_Problem to solve_
Write out every line below that includes the word "petits".
────────
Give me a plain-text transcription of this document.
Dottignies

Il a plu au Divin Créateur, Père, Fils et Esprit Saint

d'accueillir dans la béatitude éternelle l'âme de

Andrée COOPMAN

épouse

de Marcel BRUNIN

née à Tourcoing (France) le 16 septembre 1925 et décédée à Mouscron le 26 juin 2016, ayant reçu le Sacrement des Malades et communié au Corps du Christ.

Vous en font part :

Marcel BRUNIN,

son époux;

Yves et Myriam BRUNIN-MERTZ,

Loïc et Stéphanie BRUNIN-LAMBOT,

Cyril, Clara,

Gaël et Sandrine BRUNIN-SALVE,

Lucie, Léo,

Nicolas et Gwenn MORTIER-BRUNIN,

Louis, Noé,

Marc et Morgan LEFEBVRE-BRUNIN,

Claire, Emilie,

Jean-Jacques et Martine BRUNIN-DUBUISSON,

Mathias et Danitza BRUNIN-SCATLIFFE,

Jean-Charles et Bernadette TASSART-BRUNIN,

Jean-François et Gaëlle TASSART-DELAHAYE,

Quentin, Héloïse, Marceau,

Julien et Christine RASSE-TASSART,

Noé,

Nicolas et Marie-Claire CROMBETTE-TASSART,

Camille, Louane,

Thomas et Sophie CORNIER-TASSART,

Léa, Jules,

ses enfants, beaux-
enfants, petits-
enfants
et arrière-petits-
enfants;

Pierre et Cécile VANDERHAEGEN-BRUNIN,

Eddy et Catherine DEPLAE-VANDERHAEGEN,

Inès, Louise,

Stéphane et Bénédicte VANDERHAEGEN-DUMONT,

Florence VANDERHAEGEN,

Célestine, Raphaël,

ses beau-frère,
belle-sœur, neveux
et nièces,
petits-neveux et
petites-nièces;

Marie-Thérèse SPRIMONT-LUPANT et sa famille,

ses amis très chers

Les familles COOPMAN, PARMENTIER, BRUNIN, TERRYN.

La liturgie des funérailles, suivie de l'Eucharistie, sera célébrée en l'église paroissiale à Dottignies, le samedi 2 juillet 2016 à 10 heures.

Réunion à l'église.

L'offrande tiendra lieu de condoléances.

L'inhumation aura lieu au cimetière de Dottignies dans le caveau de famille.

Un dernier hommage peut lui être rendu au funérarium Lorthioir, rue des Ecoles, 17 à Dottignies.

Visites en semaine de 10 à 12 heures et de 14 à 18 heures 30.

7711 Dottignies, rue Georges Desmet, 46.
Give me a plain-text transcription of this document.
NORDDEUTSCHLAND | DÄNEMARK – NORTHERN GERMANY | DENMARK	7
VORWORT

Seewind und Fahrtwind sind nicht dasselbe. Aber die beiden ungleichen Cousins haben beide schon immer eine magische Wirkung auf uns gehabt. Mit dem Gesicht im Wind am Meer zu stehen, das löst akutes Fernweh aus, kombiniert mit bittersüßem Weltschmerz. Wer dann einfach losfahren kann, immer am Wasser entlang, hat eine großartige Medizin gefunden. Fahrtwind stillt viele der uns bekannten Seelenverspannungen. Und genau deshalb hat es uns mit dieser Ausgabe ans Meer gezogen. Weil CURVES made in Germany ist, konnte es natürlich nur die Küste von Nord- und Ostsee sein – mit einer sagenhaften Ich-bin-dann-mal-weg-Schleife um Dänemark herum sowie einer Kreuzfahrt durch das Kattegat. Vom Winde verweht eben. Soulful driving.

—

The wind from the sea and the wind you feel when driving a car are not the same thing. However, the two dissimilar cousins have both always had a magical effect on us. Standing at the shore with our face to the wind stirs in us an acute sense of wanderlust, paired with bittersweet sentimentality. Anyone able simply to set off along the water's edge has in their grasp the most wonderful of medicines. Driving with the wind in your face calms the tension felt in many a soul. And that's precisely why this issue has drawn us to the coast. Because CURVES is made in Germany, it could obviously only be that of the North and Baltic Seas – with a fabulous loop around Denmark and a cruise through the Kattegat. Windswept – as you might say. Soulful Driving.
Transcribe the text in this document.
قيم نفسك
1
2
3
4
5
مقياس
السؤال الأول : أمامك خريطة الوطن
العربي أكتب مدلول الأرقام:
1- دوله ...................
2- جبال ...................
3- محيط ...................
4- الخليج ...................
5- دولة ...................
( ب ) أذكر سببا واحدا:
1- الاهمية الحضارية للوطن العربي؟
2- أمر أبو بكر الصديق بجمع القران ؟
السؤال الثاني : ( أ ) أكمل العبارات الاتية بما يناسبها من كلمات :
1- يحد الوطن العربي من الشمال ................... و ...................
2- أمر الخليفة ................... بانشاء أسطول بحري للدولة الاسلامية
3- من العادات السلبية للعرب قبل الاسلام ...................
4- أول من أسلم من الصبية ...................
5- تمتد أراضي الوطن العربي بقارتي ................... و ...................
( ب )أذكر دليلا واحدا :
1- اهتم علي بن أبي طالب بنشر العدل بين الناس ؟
────────
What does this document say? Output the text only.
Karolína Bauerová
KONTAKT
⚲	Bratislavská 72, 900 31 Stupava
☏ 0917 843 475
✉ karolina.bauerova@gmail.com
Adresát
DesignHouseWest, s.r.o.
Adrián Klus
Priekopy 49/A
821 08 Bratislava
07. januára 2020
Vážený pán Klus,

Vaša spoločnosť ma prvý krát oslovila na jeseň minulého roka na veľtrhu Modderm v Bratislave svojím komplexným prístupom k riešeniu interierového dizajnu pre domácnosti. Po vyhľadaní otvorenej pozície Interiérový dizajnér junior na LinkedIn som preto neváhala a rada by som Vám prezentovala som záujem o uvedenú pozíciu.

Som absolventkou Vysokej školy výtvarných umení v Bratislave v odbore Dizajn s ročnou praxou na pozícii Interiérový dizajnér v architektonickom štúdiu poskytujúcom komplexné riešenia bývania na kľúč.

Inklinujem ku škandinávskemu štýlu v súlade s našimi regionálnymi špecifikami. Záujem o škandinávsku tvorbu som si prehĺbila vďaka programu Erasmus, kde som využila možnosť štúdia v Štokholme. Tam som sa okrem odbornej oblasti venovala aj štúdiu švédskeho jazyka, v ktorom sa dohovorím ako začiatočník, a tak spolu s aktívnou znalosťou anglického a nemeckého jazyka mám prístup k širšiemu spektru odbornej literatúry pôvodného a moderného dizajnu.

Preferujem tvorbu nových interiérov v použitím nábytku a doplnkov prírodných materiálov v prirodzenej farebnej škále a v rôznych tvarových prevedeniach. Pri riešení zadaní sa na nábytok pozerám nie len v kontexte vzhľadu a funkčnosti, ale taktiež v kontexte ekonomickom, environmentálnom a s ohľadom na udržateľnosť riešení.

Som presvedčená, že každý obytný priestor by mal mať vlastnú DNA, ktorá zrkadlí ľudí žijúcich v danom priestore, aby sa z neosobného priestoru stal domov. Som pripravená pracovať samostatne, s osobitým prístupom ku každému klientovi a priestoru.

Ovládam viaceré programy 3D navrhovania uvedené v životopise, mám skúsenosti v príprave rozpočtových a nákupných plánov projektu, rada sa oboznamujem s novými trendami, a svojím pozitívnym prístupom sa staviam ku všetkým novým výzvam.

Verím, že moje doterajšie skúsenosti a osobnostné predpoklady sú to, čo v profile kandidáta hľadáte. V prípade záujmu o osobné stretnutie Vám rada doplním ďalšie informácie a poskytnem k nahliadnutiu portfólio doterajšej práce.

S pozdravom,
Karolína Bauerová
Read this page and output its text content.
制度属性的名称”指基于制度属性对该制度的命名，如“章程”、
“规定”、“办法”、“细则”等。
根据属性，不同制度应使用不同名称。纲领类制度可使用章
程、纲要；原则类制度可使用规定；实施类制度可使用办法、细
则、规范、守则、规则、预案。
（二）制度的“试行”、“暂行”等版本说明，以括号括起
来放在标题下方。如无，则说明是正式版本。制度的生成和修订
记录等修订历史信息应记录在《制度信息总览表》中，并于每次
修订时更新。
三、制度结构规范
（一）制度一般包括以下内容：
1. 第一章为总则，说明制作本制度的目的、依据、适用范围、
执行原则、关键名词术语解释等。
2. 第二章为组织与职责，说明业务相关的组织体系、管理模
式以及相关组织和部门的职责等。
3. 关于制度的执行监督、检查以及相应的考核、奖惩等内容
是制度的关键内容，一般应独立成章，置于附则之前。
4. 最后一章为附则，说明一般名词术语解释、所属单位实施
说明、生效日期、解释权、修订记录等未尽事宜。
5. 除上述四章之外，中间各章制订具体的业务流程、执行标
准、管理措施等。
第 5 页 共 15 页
────────
_Result below_
enfants, petits-
et arrière-petits-
petits-neveux et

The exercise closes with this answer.